- _Exercise objective_:
Restate the records in their entirety, word for word.

(Data records)
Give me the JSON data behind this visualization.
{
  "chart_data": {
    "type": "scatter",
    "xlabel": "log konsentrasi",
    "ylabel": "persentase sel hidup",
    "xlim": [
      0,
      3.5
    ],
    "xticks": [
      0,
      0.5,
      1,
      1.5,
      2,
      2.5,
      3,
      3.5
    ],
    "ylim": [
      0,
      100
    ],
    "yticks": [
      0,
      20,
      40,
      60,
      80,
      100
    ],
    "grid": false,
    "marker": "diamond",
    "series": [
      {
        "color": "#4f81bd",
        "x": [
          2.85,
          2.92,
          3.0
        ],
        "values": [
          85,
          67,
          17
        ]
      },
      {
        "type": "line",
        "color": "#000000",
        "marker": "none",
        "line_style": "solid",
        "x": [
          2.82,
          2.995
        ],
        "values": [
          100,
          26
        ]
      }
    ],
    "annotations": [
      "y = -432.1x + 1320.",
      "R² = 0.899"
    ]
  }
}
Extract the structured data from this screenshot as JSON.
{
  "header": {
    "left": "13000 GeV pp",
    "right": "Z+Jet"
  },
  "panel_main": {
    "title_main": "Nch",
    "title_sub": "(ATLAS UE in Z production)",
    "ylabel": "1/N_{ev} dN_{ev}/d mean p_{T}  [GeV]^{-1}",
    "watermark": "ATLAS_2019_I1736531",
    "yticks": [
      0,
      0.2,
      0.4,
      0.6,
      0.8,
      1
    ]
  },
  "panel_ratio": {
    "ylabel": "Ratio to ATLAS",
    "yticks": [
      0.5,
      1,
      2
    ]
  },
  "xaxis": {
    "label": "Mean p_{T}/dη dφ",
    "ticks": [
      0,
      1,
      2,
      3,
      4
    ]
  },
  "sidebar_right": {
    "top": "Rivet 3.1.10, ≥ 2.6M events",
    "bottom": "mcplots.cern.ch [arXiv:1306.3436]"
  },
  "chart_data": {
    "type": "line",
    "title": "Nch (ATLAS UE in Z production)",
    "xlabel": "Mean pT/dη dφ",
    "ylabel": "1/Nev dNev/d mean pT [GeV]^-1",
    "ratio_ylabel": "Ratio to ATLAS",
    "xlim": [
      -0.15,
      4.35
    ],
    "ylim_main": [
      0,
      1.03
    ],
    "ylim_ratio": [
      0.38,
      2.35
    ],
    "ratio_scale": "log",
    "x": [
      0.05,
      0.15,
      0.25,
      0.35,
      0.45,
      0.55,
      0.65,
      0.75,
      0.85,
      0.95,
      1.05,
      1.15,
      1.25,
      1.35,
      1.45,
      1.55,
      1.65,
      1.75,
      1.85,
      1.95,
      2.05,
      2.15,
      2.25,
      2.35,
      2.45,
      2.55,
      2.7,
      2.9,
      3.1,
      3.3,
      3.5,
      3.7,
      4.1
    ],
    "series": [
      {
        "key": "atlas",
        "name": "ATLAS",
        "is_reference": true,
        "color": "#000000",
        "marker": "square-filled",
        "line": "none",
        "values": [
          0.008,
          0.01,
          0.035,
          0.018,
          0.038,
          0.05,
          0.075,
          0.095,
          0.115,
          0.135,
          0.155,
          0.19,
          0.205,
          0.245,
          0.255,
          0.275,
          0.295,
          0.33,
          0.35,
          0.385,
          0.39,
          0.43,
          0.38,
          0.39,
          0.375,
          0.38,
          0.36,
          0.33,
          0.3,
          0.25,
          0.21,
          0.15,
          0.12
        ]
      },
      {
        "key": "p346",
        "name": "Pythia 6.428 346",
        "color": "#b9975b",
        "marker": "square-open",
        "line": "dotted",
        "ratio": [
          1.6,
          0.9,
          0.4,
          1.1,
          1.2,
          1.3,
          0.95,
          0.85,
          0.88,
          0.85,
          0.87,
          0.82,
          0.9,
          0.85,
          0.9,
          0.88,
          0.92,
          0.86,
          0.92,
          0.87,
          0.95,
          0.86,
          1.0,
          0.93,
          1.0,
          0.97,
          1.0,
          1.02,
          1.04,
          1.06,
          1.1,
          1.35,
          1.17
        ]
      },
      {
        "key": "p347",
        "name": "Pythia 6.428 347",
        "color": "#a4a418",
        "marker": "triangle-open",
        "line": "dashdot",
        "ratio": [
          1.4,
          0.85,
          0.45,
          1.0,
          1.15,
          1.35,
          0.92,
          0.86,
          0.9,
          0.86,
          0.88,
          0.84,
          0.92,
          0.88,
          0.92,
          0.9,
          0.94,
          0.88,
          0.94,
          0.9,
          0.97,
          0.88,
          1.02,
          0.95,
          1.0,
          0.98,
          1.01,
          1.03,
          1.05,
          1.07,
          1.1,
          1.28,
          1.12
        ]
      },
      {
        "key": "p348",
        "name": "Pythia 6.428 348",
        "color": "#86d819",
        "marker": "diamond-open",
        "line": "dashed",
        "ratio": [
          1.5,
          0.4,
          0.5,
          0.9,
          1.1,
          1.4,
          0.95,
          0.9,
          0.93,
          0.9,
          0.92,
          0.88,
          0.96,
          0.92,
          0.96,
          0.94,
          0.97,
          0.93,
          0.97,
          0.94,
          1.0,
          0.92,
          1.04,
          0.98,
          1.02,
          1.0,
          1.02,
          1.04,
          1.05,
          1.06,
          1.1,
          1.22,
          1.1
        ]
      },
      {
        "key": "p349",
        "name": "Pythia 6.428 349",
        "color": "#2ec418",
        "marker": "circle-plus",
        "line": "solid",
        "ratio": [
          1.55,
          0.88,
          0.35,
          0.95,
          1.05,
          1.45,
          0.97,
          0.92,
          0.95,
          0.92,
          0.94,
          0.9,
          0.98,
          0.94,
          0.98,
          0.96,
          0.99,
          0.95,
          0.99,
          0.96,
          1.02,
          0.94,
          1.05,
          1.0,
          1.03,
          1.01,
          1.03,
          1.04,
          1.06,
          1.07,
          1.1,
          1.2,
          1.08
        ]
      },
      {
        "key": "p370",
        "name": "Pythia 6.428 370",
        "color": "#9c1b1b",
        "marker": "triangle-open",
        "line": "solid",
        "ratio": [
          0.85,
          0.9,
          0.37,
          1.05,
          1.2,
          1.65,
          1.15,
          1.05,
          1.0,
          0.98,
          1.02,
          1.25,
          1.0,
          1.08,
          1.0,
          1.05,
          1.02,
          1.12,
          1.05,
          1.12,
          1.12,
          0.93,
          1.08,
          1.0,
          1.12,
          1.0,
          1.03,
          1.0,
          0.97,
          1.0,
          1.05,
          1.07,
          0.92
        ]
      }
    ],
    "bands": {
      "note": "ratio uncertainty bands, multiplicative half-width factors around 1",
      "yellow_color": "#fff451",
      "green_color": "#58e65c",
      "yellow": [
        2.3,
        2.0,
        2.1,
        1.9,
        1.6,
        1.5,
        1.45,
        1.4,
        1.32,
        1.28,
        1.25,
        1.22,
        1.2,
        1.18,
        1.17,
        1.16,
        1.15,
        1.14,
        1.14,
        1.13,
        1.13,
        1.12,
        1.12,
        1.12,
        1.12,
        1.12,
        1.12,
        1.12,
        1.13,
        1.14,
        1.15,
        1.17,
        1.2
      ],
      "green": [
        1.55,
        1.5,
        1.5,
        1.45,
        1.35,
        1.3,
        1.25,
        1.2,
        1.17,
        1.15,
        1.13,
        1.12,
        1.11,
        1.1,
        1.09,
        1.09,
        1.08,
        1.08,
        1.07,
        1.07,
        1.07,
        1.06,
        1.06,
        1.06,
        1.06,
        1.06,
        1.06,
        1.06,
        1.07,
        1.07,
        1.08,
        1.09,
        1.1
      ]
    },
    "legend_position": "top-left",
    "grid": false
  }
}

- _Reply_:
Give me the JSON data behind this visualization.
{
  "chart_data": {
    "type": "scatter",
    "xlabel": "log konsentrasi",
    "ylabel": "persentase sel hidup",
    "xlim": [
      0,
      3.5
    ],
    "xticks": [
      0,
      0.5,
      1,
      1.5,
      2,
      2.5,
      3,
      3.5
    ],
    "ylim": [
      0,
      100
    ],
    "yticks": [
      0,
      20,
      40,
      60,
      80,
      100
    ],
    "grid": false,
    "marker": "diamond",
    "series": [
      {
        "color": "#4f81bd",
        "x": [
          2.85,
          2.92,
          3.0
        ],
        "values": [
          85,
          67,
          17
        ]
      },
      {
        "type": "line",
        "color": "#000000",
        "marker": "none",
        "line_style": "solid",
        "x": [
          2.82,
          2.995
        ],
        "values": [
          100,
          26
        ]
      }
    ],
    "annotations": [
      "y = -432.1x + 1320.",
      "R² = 0.899"
    ]
  }
}
Extract the structured data from this screenshot as JSON.
{
  "header": {
    "left": "13000 GeV pp",
    "right": "Z+Jet"
  },
  "panel_main": {
    "title_main": "Nch",
    "title_sub": "(ATLAS UE in Z production)",
    "ylabel": "1/N_{ev} dN_{ev}/d mean p_{T}  [GeV]^{-1}",
    "watermark": "ATLAS_2019_I1736531",
    "yticks": [
      0,
      0.2,
      0.4,
      0.6,
      0.8,
      1
    ]
  },
  "panel_ratio": {
    "ylabel": "Ratio to ATLAS",
    "yticks": [
      0.5,
      1,
      2
    ]
  },
  "xaxis": {
    "label": "Mean p_{T}/dη dφ",
    "ticks": [
      0,
      1,
      2,
      3,
      4
    ]
  },
  "sidebar_right": {
    "top": "Rivet 3.1.10, ≥ 2.6M events",
    "bottom": "mcplots.cern.ch [arXiv:1306.3436]"
  },
  "chart_data": {
    "type": "line",
    "title": "Nch (ATLAS UE in Z production)",
    "xlabel": "Mean pT/dη dφ",
    "ylabel": "1/Nev dNev/d mean pT [GeV]^-1",
    "ratio_ylabel": "Ratio to ATLAS",
    "xlim": [
      -0.15,
      4.35
    ],
    "ylim_main": [
      0,
      1.03
    ],
    "ylim_ratio": [
      0.38,
      2.35
    ],
    "ratio_scale": "log",
    "x": [
      0.05,
      0.15,
      0.25,
      0.35,
      0.45,
      0.55,
      0.65,
      0.75,
      0.85,
      0.95,
      1.05,
      1.15,
      1.25,
      1.35,
      1.45,
      1.55,
      1.65,
      1.75,
      1.85,
      1.95,
      2.05,
      2.15,
      2.25,
      2.35,
      2.45,
      2.55,
      2.7,
      2.9,
      3.1,
      3.3,
      3.5,
      3.7,
      4.1
    ],
    "series": [
      {
        "key": "atlas",
        "name": "ATLAS",
        "is_reference": true,
        "color": "#000000",
        "marker": "square-filled",
        "line": "none",
        "values": [
          0.008,
          0.01,
          0.035,
          0.018,
          0.038,
          0.05,
          0.075,
          0.095,
          0.115,
          0.135,
          0.155,
          0.19,
          0.205,
          0.245,
          0.255,
          0.275,
          0.295,
          0.33,
          0.35,
          0.385,
          0.39,
          0.43,
          0.38,
          0.39,
          0.375,
          0.38,
          0.36,
          0.33,
          0.3,
          0.25,
          0.21,
          0.15,
          0.12
        ]
      },
      {
        "key": "p346",
        "name": "Pythia 6.428 346",
        "color": "#b9975b",
        "marker": "square-open",
        "line": "dotted",
        "ratio": [
          1.6,
          0.9,
          0.4,
          1.1,
          1.2,
          1.3,
          0.95,
          0.85,
          0.88,
          0.85,
          0.87,
          0.82,
          0.9,
          0.85,
          0.9,
          0.88,
          0.92,
          0.86,
          0.92,
          0.87,
          0.95,
          0.86,
          1.0,
          0.93,
          1.0,
          0.97,
          1.0,
          1.02,
          1.04,
          1.06,
          1.1,
          1.35,
          1.17
        ]
      },
      {
        "key": "p347",
        "name": "Pythia 6.428 347",
        "color": "#a4a418",
        "marker": "triangle-open",
        "line": "dashdot",
        "ratio": [
          1.4,
          0.85,
          0.45,
          1.0,
          1.15,
          1.35,
          0.92,
          0.86,
          0.9,
          0.86,
          0.88,
          0.84,
          0.92,
          0.88,
          0.92,
          0.9,
          0.94,
          0.88,
          0.94,
          0.9,
          0.97,
          0.88,
          1.02,
          0.95,
          1.0,
          0.98,
          1.01,
          1.03,
          1.05,
          1.07,
          1.1,
          1.28,
          1.12
        ]
      },
      {
        "key": "p348",
        "name": "Pythia 6.428 348",
        "color": "#86d819",
        "marker": "diamond-open",
        "line": "dashed",
        "ratio": [
          1.5,
          0.4,
          0.5,
          0.9,
          1.1,
          1.4,
          0.95,
          0.9,
          0.93,
          0.9,
          0.92,
          0.88,
          0.96,
          0.92,
          0.96,
          0.94,
          0.97,
          0.93,
          0.97,
          0.94,
          1.0,
          0.92,
          1.04,
          0.98,
          1.02,
          1.0,
          1.02,
          1.04,
          1.05,
          1.06,
          1.1,
          1.22,
          1.1
        ]
      },
      {
        "key": "p349",
        "name": "Pythia 6.428 349",
        "color": "#2ec418",
        "marker": "circle-plus",
        "line": "solid",
        "ratio": [
          1.55,
          0.88,
          0.35,
          0.95,
          1.05,
          1.45,
          0.97,
          0.92,
          0.95,
          0.92,
          0.94,
          0.9,
          0.98,
          0.94,
          0.98,
          0.96,
          0.99,
          0.95,
          0.99,
          0.96,
          1.02,
          0.94,
          1.05,
          1.0,
          1.03,
          1.01,
          1.03,
          1.04,
          1.06,
          1.07,
          1.1,
          1.2,
          1.08
        ]
      },
      {
        "key": "p370",
        "name": "Pythia 6.428 370",
        "color": "#9c1b1b",
        "marker": "triangle-open",
        "line": "solid",
        "ratio": [
          0.85,
          0.9,
          0.37,
          1.05,
          1.2,
          1.65,
          1.15,
          1.05,
          1.0,
          0.98,
          1.02,
          1.25,
          1.0,
          1.08,
          1.0,
          1.05,
          1.02,
          1.12,
          1.05,
          1.12,
          1.12,
          0.93,
          1.08,
          1.0,
          1.12,
          1.0,
          1.03,
          1.0,
          0.97,
          1.0,
          1.05,
          1.07,
          0.92
        ]
      }
    ],
    "bands": {
      "note": "ratio uncertainty bands, multiplicative half-width factors around 1",
      "yellow_color": "#fff451",
      "green_color": "#58e65c",
      "yellow": [
        2.3,
        2.0,
        2.1,
        1.9,
        1.6,
        1.5,
        1.45,
        1.4,
        1.32,
        1.28,
        1.25,
        1.22,
        1.2,
        1.18,
        1.17,
        1.16,
        1.15,
        1.14,
        1.14,
        1.13,
        1.13,
        1.12,
        1.12,
        1.12,
        1.12,
        1.12,
        1.12,
        1.12,
        1.13,
        1.14,
        1.15,
        1.17,
        1.2
      ],
      "green": [
        1.55,
        1.5,
        1.5,
        1.45,
        1.35,
        1.3,
        1.25,
        1.2,
        1.17,
        1.15,
        1.13,
        1.12,
        1.11,
        1.1,
        1.09,
        1.09,
        1.08,
        1.08,
        1.07,
        1.07,
        1.07,
        1.06,
        1.06,
        1.06,
        1.06,
        1.06,
        1.06,
        1.06,
        1.07,
        1.07,
        1.08,
        1.09,
        1.1
      ]
    },
    "legend_position": "top-left",
    "grid": false
  }
}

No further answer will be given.